Rows from a dataset -

□ □ □ □ □ □ □

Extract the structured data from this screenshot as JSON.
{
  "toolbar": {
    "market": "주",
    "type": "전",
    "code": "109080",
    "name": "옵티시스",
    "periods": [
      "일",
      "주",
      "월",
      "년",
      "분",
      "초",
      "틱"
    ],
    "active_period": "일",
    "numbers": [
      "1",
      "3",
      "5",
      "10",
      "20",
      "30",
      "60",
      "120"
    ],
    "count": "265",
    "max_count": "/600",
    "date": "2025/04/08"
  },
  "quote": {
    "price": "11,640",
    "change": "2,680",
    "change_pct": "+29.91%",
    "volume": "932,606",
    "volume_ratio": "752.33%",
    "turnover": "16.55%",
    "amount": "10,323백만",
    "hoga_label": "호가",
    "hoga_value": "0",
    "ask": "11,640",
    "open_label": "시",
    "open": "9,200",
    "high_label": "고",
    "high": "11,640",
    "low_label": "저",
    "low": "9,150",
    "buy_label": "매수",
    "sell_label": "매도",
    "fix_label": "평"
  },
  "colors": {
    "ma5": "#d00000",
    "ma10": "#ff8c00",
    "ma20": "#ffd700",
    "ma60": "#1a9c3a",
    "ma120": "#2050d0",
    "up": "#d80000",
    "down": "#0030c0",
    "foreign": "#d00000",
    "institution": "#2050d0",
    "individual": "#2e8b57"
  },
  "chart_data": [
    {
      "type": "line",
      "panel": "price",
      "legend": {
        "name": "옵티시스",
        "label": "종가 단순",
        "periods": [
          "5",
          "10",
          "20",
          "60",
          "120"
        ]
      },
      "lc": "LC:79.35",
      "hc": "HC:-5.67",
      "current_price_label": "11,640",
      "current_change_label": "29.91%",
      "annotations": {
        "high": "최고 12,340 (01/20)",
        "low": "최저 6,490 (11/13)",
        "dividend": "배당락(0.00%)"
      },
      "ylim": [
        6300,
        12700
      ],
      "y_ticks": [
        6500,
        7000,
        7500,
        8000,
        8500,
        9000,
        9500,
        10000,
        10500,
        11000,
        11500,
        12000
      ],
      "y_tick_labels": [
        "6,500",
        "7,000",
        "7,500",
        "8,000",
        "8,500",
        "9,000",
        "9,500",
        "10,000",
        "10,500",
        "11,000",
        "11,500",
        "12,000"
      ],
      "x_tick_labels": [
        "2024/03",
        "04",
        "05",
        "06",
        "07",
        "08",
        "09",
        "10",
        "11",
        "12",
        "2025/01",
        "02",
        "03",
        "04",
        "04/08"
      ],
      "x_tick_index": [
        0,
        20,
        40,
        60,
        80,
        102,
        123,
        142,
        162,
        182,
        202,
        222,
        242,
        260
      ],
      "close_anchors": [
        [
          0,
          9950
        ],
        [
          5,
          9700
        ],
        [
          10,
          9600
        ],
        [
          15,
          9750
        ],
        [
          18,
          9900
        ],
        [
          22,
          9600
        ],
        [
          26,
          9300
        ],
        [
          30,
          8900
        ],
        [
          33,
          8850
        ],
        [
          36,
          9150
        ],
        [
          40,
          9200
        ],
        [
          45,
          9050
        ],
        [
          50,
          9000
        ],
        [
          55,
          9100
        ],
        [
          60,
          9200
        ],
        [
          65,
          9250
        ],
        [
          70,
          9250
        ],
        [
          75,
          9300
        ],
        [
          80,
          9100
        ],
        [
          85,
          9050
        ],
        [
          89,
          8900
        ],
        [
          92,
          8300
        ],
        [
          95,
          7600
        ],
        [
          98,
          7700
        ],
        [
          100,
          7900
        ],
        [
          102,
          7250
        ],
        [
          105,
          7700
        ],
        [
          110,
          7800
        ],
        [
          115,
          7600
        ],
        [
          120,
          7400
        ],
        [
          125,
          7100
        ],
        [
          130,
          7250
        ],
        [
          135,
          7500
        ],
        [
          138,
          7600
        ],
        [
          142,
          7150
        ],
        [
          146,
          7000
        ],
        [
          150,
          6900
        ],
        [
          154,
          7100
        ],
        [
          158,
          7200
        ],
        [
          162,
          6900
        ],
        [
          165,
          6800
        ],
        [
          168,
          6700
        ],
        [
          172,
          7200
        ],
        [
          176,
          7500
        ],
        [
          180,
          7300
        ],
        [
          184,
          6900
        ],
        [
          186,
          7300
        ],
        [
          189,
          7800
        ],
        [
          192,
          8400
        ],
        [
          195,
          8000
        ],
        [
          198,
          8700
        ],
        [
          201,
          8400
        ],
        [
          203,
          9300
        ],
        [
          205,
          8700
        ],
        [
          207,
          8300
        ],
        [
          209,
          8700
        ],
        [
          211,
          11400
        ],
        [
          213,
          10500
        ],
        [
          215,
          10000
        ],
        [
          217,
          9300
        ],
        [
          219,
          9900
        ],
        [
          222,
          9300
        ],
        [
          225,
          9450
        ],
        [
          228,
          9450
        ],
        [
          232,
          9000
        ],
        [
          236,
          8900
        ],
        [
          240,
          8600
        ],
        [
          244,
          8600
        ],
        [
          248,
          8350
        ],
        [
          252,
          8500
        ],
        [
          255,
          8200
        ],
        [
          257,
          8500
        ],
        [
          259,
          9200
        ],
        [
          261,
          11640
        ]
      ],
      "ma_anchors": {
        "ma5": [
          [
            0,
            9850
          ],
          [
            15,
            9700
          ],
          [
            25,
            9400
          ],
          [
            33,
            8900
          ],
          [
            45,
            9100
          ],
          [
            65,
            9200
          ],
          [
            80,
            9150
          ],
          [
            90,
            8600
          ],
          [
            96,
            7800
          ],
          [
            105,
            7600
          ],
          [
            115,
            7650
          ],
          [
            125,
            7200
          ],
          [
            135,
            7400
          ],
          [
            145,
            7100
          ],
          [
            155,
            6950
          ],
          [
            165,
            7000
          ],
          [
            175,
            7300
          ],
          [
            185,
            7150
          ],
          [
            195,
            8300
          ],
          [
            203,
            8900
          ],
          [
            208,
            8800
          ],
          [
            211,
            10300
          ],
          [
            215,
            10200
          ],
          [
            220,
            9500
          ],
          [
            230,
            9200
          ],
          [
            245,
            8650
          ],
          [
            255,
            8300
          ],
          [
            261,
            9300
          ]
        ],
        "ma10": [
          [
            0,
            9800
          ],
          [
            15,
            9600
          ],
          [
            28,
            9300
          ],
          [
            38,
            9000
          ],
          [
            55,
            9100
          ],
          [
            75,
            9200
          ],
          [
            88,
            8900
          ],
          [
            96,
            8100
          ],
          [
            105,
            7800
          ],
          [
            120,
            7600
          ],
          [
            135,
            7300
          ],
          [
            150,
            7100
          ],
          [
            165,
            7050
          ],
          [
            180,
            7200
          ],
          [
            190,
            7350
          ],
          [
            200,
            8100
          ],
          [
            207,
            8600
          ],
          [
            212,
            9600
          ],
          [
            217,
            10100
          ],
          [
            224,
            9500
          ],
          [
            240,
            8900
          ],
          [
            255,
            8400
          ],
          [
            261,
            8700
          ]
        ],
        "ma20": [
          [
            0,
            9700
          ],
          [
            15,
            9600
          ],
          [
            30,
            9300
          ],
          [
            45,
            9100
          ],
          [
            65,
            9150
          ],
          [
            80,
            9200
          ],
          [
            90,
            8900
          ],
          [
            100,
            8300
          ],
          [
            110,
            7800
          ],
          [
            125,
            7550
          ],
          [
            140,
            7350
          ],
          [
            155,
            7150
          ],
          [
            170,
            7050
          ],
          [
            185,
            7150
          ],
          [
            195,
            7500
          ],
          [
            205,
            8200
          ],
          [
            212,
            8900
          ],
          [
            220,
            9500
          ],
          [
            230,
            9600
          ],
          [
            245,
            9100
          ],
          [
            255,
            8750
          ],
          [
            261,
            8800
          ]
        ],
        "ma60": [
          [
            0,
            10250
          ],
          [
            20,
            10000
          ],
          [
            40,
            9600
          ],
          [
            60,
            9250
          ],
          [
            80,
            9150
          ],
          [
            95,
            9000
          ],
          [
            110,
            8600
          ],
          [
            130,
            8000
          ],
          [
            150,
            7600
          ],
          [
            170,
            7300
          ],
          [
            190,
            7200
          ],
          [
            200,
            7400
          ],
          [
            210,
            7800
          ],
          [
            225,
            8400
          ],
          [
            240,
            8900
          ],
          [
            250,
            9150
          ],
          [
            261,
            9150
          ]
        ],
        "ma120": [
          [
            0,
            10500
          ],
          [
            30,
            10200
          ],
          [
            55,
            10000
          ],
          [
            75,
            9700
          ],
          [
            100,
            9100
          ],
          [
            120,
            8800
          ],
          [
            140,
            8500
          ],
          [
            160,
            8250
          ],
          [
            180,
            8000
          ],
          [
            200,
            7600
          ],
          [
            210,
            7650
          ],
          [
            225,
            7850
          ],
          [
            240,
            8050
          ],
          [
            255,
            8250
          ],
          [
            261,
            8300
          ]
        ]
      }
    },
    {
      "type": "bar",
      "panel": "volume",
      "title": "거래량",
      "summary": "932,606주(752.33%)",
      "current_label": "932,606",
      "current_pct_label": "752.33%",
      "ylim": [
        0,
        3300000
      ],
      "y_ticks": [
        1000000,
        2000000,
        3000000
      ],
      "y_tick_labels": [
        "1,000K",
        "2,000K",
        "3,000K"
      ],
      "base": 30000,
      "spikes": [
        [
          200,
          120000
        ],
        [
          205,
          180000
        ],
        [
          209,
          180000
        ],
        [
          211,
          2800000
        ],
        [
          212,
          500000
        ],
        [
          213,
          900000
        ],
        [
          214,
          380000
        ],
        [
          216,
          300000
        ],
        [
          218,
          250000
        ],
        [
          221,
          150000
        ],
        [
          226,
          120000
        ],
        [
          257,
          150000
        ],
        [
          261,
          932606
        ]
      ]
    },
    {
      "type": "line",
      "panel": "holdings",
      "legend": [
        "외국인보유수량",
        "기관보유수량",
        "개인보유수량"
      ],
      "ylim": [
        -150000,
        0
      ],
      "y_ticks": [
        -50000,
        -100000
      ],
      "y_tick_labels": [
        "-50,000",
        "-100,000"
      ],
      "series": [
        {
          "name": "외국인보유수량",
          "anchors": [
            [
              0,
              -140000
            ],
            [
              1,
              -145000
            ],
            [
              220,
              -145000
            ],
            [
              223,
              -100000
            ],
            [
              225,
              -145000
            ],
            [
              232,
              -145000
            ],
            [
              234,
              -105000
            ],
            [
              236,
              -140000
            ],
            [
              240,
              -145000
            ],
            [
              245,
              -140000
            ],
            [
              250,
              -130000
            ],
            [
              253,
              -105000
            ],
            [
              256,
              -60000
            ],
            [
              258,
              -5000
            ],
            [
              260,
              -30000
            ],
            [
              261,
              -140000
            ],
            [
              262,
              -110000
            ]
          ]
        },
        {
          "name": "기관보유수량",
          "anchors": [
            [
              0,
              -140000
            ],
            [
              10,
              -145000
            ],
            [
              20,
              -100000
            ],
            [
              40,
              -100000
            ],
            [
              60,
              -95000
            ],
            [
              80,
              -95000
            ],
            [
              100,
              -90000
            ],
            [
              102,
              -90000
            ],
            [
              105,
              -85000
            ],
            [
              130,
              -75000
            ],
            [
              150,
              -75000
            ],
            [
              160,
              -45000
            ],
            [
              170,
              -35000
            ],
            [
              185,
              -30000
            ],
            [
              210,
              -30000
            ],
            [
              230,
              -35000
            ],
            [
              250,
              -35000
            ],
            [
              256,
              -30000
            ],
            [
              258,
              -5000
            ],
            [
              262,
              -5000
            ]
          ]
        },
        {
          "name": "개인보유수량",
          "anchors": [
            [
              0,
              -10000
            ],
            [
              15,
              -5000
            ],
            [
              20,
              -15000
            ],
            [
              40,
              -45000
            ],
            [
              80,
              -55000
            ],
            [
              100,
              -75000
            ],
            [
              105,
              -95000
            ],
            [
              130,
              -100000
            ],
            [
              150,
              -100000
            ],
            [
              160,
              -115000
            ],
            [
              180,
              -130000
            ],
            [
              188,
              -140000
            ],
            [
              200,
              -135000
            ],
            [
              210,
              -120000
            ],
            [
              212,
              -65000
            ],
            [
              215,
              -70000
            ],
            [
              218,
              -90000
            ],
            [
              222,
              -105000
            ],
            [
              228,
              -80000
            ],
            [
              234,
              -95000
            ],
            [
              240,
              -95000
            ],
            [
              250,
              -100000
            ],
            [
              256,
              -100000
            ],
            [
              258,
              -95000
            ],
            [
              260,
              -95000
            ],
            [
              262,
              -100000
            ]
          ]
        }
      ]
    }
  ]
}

□ □ □ □ □ □ □

Written exercise - Where a line of the data holds "name", show that line.

Complete answer -
    "name": "옵티시스",
        "name": "옵티시스",
          "name": "외국인보유수량",
          "name": "기관보유수량",
          "name": "개인보유수량",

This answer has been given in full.